(Figure contents as structured data)

--- BEGIN ---

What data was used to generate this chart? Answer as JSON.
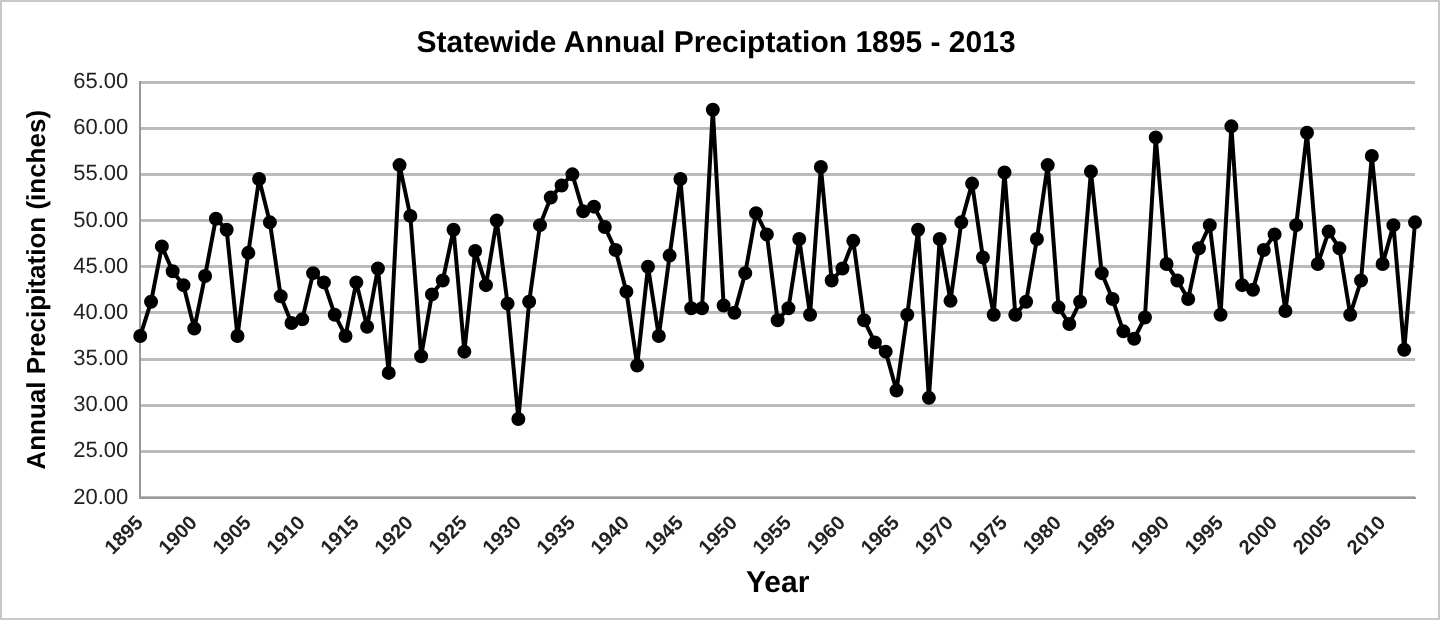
{
  "chart_data": {
    "type": "line",
    "title": "Statewide Annual Preciptation 1895 - 2013",
    "xlabel": "Year",
    "ylabel": "Annual Precipitation (inches)",
    "categories": [
      "1895",
      null,
      null,
      null,
      null,
      "1900",
      null,
      null,
      null,
      null,
      "1905",
      null,
      null,
      null,
      null,
      "1910",
      null,
      null,
      null,
      null,
      "1915",
      null,
      null,
      null,
      null,
      "1920",
      null,
      null,
      null,
      null,
      "1925",
      null,
      null,
      null,
      null,
      "1930",
      null,
      null,
      null,
      null,
      "1935",
      null,
      null,
      null,
      null,
      "1940",
      null,
      null,
      null,
      null,
      "1945",
      null,
      null,
      null,
      null,
      "1950",
      null,
      null,
      null,
      null,
      "1955",
      null,
      null,
      null,
      null,
      "1960",
      null,
      null,
      null,
      null,
      "1965",
      null,
      null,
      null,
      null,
      "1970",
      null,
      null,
      null,
      null,
      "1975",
      null,
      null,
      null,
      null,
      "1980",
      null,
      null,
      null,
      null,
      "1985",
      null,
      null,
      null,
      null,
      "1990",
      null,
      null,
      null,
      null,
      "1995",
      null,
      null,
      null,
      null,
      "2000",
      null,
      null,
      null,
      null,
      "2005",
      null,
      null,
      null,
      null,
      "2010",
      null,
      null,
      null
    ],
    "series": [
      {
        "color": "#000000",
        "values": [
          37.5,
          41.2,
          47.2,
          44.5,
          43,
          38.3,
          44,
          50.2,
          49,
          37.5,
          46.5,
          54.5,
          49.8,
          41.8,
          38.9,
          39.3,
          44.3,
          43.3,
          39.8,
          37.5,
          43.3,
          38.5,
          44.8,
          33.5,
          56,
          50.5,
          35.3,
          42,
          43.5,
          49,
          35.8,
          46.7,
          43,
          50,
          41,
          28.5,
          41.2,
          49.5,
          52.5,
          53.8,
          55,
          51,
          51.5,
          49.3,
          46.8,
          42.3,
          34.3,
          45,
          37.5,
          46.2,
          54.5,
          40.5,
          40.5,
          62,
          40.8,
          40,
          44.3,
          50.8,
          48.5,
          39.2,
          40.5,
          48,
          39.8,
          55.8,
          43.5,
          44.8,
          47.8,
          39.2,
          36.8,
          35.8,
          31.6,
          39.8,
          49,
          30.8,
          48,
          41.3,
          49.8,
          54,
          46,
          39.8,
          55.2,
          39.8,
          41.2,
          48,
          56,
          40.6,
          38.8,
          41.2,
          55.3,
          44.3,
          41.5,
          38,
          37.2,
          39.5,
          59,
          45.3,
          43.5,
          41.5,
          47,
          49.5,
          39.8,
          60.2,
          43,
          42.5,
          46.8,
          48.5,
          40.2,
          49.5,
          59.5,
          45.3,
          48.8,
          47,
          39.8,
          43.5,
          57,
          45.3,
          49.5,
          36,
          49.8
        ]
      }
    ],
    "ylim": [
      20,
      65
    ],
    "yticks": [
      {
        "value": 20,
        "label": "20.00"
      },
      {
        "value": 25,
        "label": "25.00"
      },
      {
        "value": 30,
        "label": "30.00"
      },
      {
        "value": 35,
        "label": "35.00"
      },
      {
        "value": 40,
        "label": "40.00"
      },
      {
        "value": 45,
        "label": "45.00"
      },
      {
        "value": 50,
        "label": "50.00"
      },
      {
        "value": 55,
        "label": "55.00"
      },
      {
        "value": 60,
        "label": "60.00"
      },
      {
        "value": 65,
        "label": "65.00"
      }
    ],
    "grid": "y",
    "legend": false,
    "marker": "circle",
    "line_style": "solid"
  }
}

--- END ---

▶ [Problem]: Count how many lines above contain the word "Annual". Reply with the number alone.

▶ [Output for this task]: 2